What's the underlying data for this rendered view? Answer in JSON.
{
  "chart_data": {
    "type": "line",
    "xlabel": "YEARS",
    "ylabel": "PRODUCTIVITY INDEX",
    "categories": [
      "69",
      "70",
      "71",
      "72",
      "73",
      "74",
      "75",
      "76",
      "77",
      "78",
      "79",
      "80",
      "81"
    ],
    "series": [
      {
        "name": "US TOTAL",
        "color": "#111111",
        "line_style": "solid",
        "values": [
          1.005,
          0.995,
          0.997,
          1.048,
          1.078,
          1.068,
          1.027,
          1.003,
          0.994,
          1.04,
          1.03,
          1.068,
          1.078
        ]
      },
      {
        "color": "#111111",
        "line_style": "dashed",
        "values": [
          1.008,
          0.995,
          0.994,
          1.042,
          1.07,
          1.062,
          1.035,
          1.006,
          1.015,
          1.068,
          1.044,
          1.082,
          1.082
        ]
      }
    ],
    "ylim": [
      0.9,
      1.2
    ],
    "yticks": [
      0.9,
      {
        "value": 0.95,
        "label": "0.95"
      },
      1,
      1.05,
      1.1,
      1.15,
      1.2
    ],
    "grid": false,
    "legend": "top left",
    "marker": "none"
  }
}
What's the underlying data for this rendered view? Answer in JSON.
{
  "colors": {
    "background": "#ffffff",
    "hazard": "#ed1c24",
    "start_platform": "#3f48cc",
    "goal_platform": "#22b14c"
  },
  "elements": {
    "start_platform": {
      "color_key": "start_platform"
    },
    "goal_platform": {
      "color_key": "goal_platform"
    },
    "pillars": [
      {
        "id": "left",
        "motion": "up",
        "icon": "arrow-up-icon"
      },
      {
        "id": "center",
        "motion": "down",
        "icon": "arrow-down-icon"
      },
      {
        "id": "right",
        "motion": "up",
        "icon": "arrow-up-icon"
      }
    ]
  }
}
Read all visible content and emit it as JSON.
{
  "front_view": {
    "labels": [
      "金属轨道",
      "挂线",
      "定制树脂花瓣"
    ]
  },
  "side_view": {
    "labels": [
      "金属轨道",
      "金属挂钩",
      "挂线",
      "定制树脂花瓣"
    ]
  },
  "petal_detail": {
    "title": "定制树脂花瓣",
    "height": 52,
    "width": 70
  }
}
..............................
# Exercise instructions:
Give an exact copy of all the data shown above.

# Problem solution:
What's the underlying data for this rendered view? Answer in JSON.
{
  "chart_data": {
    "type": "line",
    "xlabel": "YEARS",
    "ylabel": "PRODUCTIVITY INDEX",
    "categories": [
      "69",
      "70",
      "71",
      "72",
      "73",
      "74",
      "75",
      "76",
      "77",
      "78",
      "79",
      "80",
      "81"
    ],
    "series": [
      {
        "name": "US TOTAL",
        "color": "#111111",
        "line_style": "solid",
        "values": [
          1.005,
          0.995,
          0.997,
          1.048,
          1.078,
          1.068,
          1.027,
          1.003,
          0.994,
          1.04,
          1.03,
          1.068,
          1.078
        ]
      },
      {
        "color": "#111111",
        "line_style": "dashed",
        "values": [
          1.008,
          0.995,
          0.994,
          1.042,
          1.07,
          1.062,
          1.035,
          1.006,
          1.015,
          1.068,
          1.044,
          1.082,
          1.082
        ]
      }
    ],
    "ylim": [
      0.9,
      1.2
    ],
    "yticks": [
      0.9,
      {
        "value": 0.95,
        "label": "0.95"
      },
      1,
      1.05,
      1.1,
      1.15,
      1.2
    ],
    "grid": false,
    "legend": "top left",
    "marker": "none"
  }
}
What's the underlying data for this rendered view? Answer in JSON.
{
  "colors": {
    "background": "#ffffff",
    "hazard": "#ed1c24",
    "start_platform": "#3f48cc",
    "goal_platform": "#22b14c"
  },
  "elements": {
    "start_platform": {
      "color_key": "start_platform"
    },
    "goal_platform": {
      "color_key": "goal_platform"
    },
    "pillars": [
      {
        "id": "left",
        "motion": "up",
        "icon": "arrow-up-icon"
      },
      {
        "id": "center",
        "motion": "down",
        "icon": "arrow-down-icon"
      },
      {
        "id": "right",
        "motion": "up",
        "icon": "arrow-up-icon"
      }
    ]
  }
}
Read all visible content and emit it as JSON.
{
  "front_view": {
    "labels": [
      "金属轨道",
      "挂线",
      "定制树脂花瓣"
    ]
  },
  "side_view": {
    "labels": [
      "金属轨道",
      "金属挂钩",
      "挂线",
      "定制树脂花瓣"
    ]
  },
  "petal_detail": {
    "title": "定制树脂花瓣",
    "height": 52,
    "width": 70
  }
}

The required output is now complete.